The records underneath are to be repeated exactly, with the pictures left out.

■ Excerpted data:
--------
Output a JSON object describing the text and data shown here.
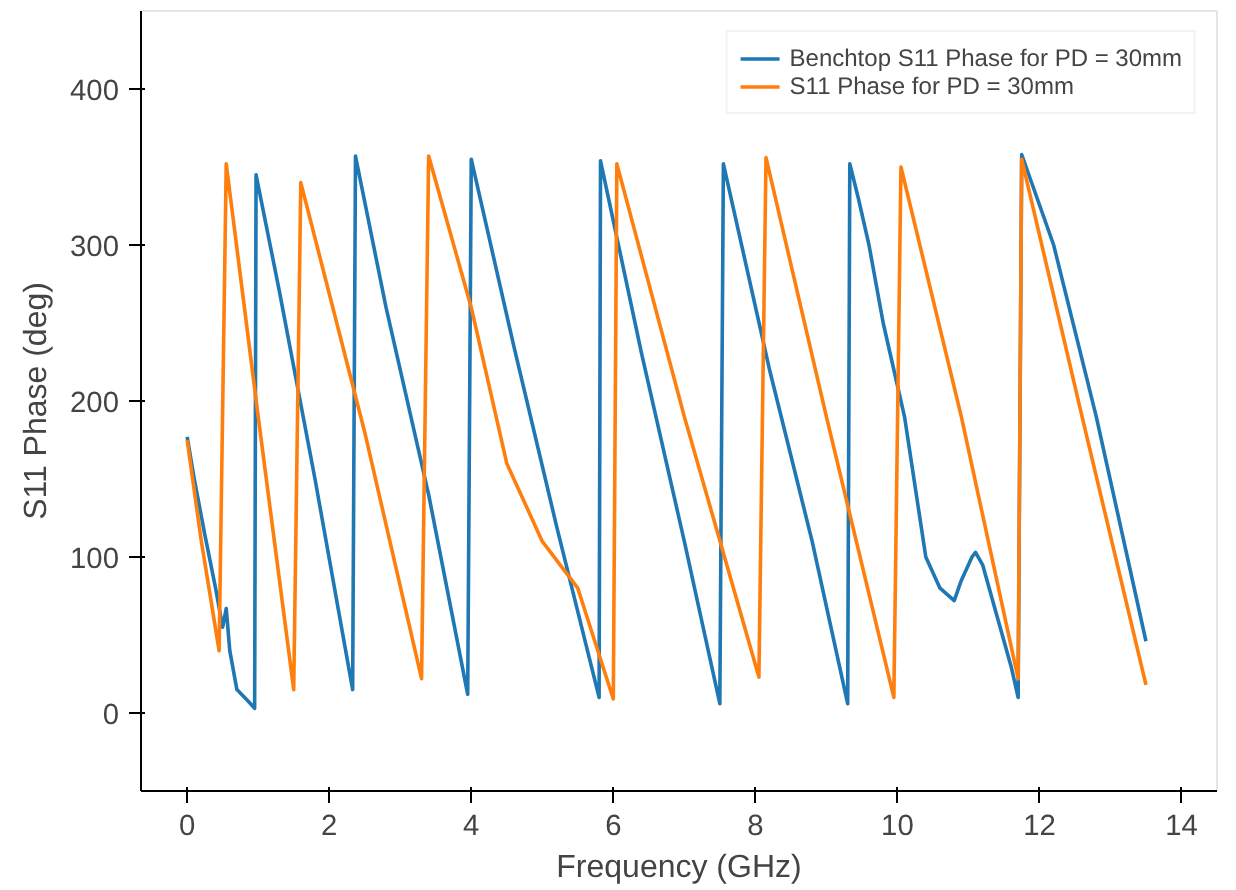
{
  "chart_data": {
    "type": "line",
    "xlabel": "Frequency (GHz)",
    "ylabel": "S11 Phase (deg)",
    "xlim": [
      -0.65,
      14.5
    ],
    "ylim": [
      -50,
      450
    ],
    "xticks": [
      0,
      2,
      4,
      6,
      8,
      10,
      12,
      14
    ],
    "yticks": [
      0,
      100,
      200,
      300,
      400
    ],
    "grid": false,
    "legend": "top right",
    "line_style": "solid",
    "marker": "none",
    "series": [
      {
        "name": "Benchtop S11 Phase for PD = 30mm",
        "color": "#1f77b4",
        "x": [
          0,
          0.1,
          0.25,
          0.4,
          0.5,
          0.55,
          0.6,
          0.7,
          0.85,
          0.95,
          0.97,
          1.3,
          1.8,
          2.33,
          2.37,
          2.8,
          3.4,
          3.95,
          4.0,
          4.6,
          5.2,
          5.8,
          5.82,
          6.4,
          7.0,
          7.5,
          7.55,
          8.2,
          8.8,
          9.3,
          9.33,
          9.45,
          9.6,
          9.8,
          10.1,
          10.4,
          10.6,
          10.8,
          10.9,
          11.05,
          11.1,
          11.2,
          11.6,
          11.7,
          11.75,
          12.2,
          12.8,
          13.5
        ],
        "values": [
          177,
          150,
          114,
          80,
          55,
          67,
          40,
          15,
          8,
          3,
          345,
          270,
          150,
          15,
          357,
          260,
          140,
          12,
          355,
          235,
          120,
          10,
          354,
          230,
          110,
          6,
          352,
          220,
          110,
          6,
          352,
          330,
          300,
          250,
          190,
          100,
          80,
          72,
          85,
          100,
          103,
          95,
          30,
          10,
          358,
          300,
          190,
          46
        ]
      },
      {
        "name": "S11 Phase for PD = 30mm",
        "color": "#ff7f0e",
        "x": [
          0,
          0.2,
          0.45,
          0.55,
          1.0,
          1.5,
          1.6,
          2.5,
          3.3,
          3.4,
          4.0,
          4.5,
          5.0,
          5.5,
          6.0,
          6.05,
          7.0,
          8.05,
          8.15,
          9.0,
          9.95,
          10.05,
          10.9,
          11.7,
          11.75,
          12.6,
          13.5
        ],
        "values": [
          175,
          110,
          40,
          352,
          190,
          15,
          340,
          180,
          22,
          357,
          260,
          160,
          110,
          80,
          9,
          352,
          190,
          23,
          356,
          190,
          10,
          350,
          190,
          22,
          355,
          190,
          18
        ]
      }
    ]
  }
}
--------
■ Exercise response:
Output a JSON object describing the text and data shown here.
{
  "chart_data": {
    "type": "line",
    "xlabel": "Frequency (GHz)",
    "ylabel": "S11 Phase (deg)",
    "xlim": [
      -0.65,
      14.5
    ],
    "ylim": [
      -50,
      450
    ],
    "xticks": [
      0,
      2,
      4,
      6,
      8,
      10,
      12,
      14
    ],
    "yticks": [
      0,
      100,
      200,
      300,
      400
    ],
    "grid": false,
    "legend": "top right",
    "line_style": "solid",
    "marker": "none",
    "series": [
      {
        "name": "Benchtop S11 Phase for PD = 30mm",
        "color": "#1f77b4",
        "x": [
          0,
          0.1,
          0.25,
          0.4,
          0.5,
          0.55,
          0.6,
          0.7,
          0.85,
          0.95,
          0.97,
          1.3,
          1.8,
          2.33,
          2.37,
          2.8,
          3.4,
          3.95,
          4.0,
          4.6,
          5.2,
          5.8,
          5.82,
          6.4,
          7.0,
          7.5,
          7.55,
          8.2,
          8.8,
          9.3,
          9.33,
          9.45,
          9.6,
          9.8,
          10.1,
          10.4,
          10.6,
          10.8,
          10.9,
          11.05,
          11.1,
          11.2,
          11.6,
          11.7,
          11.75,
          12.2,
          12.8,
          13.5
        ],
        "values": [
          177,
          150,
          114,
          80,
          55,
          67,
          40,
          15,
          8,
          3,
          345,
          270,
          150,
          15,
          357,
          260,
          140,
          12,
          355,
          235,
          120,
          10,
          354,
          230,
          110,
          6,
          352,
          220,
          110,
          6,
          352,
          330,
          300,
          250,
          190,
          100,
          80,
          72,
          85,
          100,
          103,
          95,
          30,
          10,
          358,
          300,
          190,
          46
        ]
      },
      {
        "name": "S11 Phase for PD = 30mm",
        "color": "#ff7f0e",
        "x": [
          0,
          0.2,
          0.45,
          0.55,
          1.0,
          1.5,
          1.6,
          2.5,
          3.3,
          3.4,
          4.0,
          4.5,
          5.0,
          5.5,
          6.0,
          6.05,
          7.0,
          8.05,
          8.15,
          9.0,
          9.95,
          10.05,
          10.9,
          11.7,
          11.75,
          12.6,
          13.5
        ],
        "values": [
          175,
          110,
          40,
          352,
          190,
          15,
          340,
          180,
          22,
          357,
          260,
          160,
          110,
          80,
          9,
          352,
          190,
          23,
          356,
          190,
          10,
          350,
          190,
          22,
          355,
          190,
          18
        ]
      }
    ]
  }
}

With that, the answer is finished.